Exercise material ▸
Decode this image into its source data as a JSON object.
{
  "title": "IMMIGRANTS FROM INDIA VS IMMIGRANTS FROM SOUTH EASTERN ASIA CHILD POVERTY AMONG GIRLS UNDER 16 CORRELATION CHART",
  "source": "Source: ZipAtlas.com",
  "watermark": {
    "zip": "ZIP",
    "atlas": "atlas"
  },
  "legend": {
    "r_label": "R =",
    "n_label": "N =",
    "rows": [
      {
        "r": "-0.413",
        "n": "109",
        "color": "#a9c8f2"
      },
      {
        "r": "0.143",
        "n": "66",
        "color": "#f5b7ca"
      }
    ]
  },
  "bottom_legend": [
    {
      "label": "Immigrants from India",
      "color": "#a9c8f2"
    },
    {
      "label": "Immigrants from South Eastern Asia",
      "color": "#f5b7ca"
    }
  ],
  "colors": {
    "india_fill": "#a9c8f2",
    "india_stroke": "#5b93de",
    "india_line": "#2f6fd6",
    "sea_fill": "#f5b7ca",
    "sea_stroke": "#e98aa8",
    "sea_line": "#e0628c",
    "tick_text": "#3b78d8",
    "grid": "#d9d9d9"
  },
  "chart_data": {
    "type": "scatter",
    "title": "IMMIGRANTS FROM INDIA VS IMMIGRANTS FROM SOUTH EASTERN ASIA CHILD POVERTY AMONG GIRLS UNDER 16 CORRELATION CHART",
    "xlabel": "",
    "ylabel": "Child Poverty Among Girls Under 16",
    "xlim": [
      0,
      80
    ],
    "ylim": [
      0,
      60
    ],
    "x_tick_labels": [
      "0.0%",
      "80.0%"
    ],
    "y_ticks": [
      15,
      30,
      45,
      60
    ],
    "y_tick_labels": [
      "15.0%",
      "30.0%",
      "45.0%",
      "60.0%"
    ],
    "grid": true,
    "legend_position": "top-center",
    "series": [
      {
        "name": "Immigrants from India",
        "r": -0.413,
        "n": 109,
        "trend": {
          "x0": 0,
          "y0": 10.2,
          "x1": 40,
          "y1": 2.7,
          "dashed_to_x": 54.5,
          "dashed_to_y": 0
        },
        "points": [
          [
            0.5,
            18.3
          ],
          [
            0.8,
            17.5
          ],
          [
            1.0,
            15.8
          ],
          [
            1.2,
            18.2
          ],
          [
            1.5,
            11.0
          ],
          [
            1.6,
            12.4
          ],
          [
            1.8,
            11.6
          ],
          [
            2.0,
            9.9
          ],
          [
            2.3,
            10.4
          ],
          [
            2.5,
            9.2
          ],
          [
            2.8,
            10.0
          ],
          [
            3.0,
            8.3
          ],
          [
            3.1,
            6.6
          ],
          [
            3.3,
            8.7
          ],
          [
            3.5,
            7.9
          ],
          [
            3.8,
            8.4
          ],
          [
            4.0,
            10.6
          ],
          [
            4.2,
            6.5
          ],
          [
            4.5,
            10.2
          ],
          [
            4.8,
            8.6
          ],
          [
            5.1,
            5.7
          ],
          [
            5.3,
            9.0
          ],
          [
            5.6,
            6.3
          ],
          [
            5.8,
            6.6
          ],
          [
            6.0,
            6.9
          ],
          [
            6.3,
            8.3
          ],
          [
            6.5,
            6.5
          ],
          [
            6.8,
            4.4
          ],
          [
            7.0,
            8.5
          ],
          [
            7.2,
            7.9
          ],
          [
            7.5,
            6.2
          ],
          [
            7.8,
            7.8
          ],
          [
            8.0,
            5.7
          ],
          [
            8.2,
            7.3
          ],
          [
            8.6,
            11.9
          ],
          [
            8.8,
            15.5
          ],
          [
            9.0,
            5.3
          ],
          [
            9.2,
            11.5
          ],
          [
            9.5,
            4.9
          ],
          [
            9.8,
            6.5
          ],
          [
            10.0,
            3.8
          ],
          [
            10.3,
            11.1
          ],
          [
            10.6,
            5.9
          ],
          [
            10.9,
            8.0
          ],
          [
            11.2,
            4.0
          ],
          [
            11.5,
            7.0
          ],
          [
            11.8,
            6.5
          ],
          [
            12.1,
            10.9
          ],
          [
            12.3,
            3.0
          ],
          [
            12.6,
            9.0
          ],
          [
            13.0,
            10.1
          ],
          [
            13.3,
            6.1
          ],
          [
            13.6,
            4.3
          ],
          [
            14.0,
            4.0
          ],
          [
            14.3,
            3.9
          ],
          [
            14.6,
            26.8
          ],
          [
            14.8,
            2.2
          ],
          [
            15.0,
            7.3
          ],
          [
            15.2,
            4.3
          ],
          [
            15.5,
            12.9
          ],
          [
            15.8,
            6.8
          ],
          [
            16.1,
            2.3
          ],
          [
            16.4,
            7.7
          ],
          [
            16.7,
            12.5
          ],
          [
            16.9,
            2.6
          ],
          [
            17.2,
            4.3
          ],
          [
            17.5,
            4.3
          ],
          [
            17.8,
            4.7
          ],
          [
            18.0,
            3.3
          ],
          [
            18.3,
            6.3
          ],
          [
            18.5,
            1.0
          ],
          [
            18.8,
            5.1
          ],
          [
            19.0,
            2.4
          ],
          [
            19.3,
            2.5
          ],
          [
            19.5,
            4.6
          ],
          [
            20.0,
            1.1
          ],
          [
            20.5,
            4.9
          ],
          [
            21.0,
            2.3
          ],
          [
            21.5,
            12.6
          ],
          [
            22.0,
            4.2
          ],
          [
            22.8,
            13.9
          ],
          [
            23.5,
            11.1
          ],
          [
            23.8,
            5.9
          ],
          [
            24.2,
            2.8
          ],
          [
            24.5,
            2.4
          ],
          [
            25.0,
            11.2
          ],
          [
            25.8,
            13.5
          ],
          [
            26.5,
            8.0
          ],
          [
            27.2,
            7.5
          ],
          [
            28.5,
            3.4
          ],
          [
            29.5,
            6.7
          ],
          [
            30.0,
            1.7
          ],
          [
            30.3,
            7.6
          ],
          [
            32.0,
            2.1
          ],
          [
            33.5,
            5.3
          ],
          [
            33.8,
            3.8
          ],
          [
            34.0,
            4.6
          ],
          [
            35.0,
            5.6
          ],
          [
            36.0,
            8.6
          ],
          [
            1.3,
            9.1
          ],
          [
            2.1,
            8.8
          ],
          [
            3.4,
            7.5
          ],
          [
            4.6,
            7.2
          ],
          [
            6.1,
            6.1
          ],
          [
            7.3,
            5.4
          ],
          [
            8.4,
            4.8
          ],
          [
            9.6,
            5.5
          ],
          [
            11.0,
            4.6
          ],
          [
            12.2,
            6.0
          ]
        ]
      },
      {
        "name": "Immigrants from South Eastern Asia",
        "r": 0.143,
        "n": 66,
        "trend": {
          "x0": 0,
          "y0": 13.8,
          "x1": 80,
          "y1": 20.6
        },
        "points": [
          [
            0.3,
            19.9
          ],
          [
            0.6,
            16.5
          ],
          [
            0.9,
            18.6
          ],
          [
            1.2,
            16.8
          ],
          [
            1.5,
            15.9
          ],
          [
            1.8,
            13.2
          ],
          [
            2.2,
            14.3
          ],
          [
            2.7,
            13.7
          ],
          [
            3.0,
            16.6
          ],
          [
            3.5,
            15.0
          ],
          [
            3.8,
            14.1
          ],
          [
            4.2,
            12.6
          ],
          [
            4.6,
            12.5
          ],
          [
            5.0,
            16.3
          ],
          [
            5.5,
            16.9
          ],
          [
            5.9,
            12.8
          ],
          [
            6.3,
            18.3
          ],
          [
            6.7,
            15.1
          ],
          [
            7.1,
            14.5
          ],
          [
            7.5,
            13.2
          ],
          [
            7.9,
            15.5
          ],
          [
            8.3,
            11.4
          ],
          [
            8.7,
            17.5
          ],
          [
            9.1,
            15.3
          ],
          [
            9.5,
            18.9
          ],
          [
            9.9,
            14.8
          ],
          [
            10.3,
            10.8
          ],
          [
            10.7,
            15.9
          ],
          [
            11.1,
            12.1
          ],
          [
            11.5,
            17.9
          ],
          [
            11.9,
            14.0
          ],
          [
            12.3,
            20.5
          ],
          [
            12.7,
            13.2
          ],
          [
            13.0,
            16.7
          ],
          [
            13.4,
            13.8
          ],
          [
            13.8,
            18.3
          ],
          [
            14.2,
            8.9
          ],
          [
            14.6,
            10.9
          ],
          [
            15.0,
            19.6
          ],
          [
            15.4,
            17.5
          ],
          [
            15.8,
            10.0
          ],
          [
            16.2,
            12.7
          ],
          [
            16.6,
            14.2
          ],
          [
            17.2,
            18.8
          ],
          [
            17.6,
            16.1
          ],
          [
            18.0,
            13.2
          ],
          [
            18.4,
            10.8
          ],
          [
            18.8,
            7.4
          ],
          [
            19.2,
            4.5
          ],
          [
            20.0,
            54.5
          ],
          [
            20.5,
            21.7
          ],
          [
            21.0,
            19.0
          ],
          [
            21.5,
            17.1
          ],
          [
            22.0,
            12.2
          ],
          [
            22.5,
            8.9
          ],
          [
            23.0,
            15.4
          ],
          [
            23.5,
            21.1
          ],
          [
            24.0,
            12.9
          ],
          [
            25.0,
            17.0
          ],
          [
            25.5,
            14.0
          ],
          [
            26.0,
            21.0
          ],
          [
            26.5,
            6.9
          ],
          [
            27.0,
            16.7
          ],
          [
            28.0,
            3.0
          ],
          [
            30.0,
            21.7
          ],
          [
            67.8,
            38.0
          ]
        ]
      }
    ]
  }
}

Problem statement ▸
Read the entries above, then pull out the lines that include "CORRELATION".

Result below ▸
  "title": "IMMIGRANTS FROM INDIA VS IMMIGRANTS FROM SOUTH EASTERN ASIA CHILD POVERTY AMONG GIRLS UNDER 16 CORRELATION CHART",
    "title": "IMMIGRANTS FROM INDIA VS IMMIGRANTS FROM SOUTH EASTERN ASIA CHILD POVERTY AMONG GIRLS UNDER 16 CORRELATION CHART",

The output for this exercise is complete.